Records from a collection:
-*-*-

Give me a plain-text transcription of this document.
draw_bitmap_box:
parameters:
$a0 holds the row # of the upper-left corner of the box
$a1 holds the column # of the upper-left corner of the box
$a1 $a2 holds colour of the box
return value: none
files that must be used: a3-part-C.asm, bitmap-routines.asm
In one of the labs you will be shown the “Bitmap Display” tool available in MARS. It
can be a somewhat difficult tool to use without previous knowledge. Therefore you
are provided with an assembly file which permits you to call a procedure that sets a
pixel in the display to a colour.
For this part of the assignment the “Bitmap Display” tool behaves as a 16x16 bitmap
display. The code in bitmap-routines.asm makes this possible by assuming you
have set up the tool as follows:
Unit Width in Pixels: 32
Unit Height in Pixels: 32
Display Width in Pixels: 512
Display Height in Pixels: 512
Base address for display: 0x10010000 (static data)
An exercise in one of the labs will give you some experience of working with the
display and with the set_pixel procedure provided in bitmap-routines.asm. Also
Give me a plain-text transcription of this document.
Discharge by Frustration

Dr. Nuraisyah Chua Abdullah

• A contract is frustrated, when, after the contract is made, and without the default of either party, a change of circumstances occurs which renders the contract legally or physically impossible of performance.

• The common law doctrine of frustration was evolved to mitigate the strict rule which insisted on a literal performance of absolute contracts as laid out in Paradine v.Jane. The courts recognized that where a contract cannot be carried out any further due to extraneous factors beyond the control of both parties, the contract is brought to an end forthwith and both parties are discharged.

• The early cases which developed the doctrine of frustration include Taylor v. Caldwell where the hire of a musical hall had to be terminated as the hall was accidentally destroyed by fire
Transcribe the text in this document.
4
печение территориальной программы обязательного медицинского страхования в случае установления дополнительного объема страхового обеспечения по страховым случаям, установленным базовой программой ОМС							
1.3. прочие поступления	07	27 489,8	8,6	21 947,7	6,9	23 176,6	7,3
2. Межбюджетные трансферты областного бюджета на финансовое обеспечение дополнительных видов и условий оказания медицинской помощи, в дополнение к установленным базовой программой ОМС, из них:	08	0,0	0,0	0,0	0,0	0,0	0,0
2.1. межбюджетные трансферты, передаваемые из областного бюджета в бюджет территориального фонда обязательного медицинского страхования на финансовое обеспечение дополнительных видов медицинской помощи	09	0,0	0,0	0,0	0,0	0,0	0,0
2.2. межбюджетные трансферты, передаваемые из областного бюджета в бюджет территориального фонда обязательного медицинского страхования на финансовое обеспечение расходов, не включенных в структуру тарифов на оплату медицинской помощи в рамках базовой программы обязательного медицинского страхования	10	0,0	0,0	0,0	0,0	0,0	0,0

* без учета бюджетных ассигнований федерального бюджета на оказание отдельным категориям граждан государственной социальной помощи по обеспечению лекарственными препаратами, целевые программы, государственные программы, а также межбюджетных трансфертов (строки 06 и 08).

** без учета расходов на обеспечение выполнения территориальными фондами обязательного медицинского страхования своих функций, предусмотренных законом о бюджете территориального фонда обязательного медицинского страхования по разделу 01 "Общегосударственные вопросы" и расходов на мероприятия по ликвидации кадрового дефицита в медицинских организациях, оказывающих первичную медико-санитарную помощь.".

-*-*-

Work required: Please restate the data word for word, every record included.

Expected output:
Give me a plain-text transcription of this document.
draw_bitmap_box:
parameters:
$a0 holds the row # of the upper-left corner of the box
$a1 holds the column # of the upper-left corner of the box
$a1 $a2 holds colour of the box
return value: none
files that must be used: a3-part-C.asm, bitmap-routines.asm
In one of the labs you will be shown the “Bitmap Display” tool available in MARS. It
can be a somewhat difficult tool to use without previous knowledge. Therefore you
are provided with an assembly file which permits you to call a procedure that sets a
pixel in the display to a colour.
For this part of the assignment the “Bitmap Display” tool behaves as a 16x16 bitmap
display. The code in bitmap-routines.asm makes this possible by assuming you
have set up the tool as follows:
Unit Width in Pixels: 32
Unit Height in Pixels: 32
Display Width in Pixels: 512
Display Height in Pixels: 512
Base address for display: 0x10010000 (static data)
An exercise in one of the labs will give you some experience of working with the
display and with the set_pixel procedure provided in bitmap-routines.asm. Also
Give me a plain-text transcription of this document.
Discharge by Frustration

Dr. Nuraisyah Chua Abdullah

• A contract is frustrated, when, after the contract is made, and without the default of either party, a change of circumstances occurs which renders the contract legally or physically impossible of performance.

• The common law doctrine of frustration was evolved to mitigate the strict rule which insisted on a literal performance of absolute contracts as laid out in Paradine v.Jane. The courts recognized that where a contract cannot be carried out any further due to extraneous factors beyond the control of both parties, the contract is brought to an end forthwith and both parties are discharged.

• The early cases which developed the doctrine of frustration include Taylor v. Caldwell where the hire of a musical hall had to be terminated as the hall was accidentally destroyed by fire
Transcribe the text in this document.
4
печение территориальной программы обязательного медицинского страхования в случае установления дополнительного объема страхового обеспечения по страховым случаям, установленным базовой программой ОМС							
1.3. прочие поступления	07	27 489,8	8,6	21 947,7	6,9	23 176,6	7,3
2. Межбюджетные трансферты областного бюджета на финансовое обеспечение дополнительных видов и условий оказания медицинской помощи, в дополнение к установленным базовой программой ОМС, из них:	08	0,0	0,0	0,0	0,0	0,0	0,0
2.1. межбюджетные трансферты, передаваемые из областного бюджета в бюджет территориального фонда обязательного медицинского страхования на финансовое обеспечение дополнительных видов медицинской помощи	09	0,0	0,0	0,0	0,0	0,0	0,0
2.2. межбюджетные трансферты, передаваемые из областного бюджета в бюджет территориального фонда обязательного медицинского страхования на финансовое обеспечение расходов, не включенных в структуру тарифов на оплату медицинской помощи в рамках базовой программы обязательного медицинского страхования	10	0,0	0,0	0,0	0,0	0,0	0,0

* без учета бюджетных ассигнований федерального бюджета на оказание отдельным категориям граждан государственной социальной помощи по обеспечению лекарственными препаратами, целевые программы, государственные программы, а также межбюджетных трансфертов (строки 06 и 08).

** без учета расходов на обеспечение выполнения территориальными фондами обязательного медицинского страхования своих функций, предусмотренных законом о бюджете территориального фонда обязательного медицинского страхования по разделу 01 "Общегосударственные вопросы" и расходов на мероприятия по ликвидации кадрового дефицита в медицинских организациях, оказывающих первичную медико-санитарную помощь.".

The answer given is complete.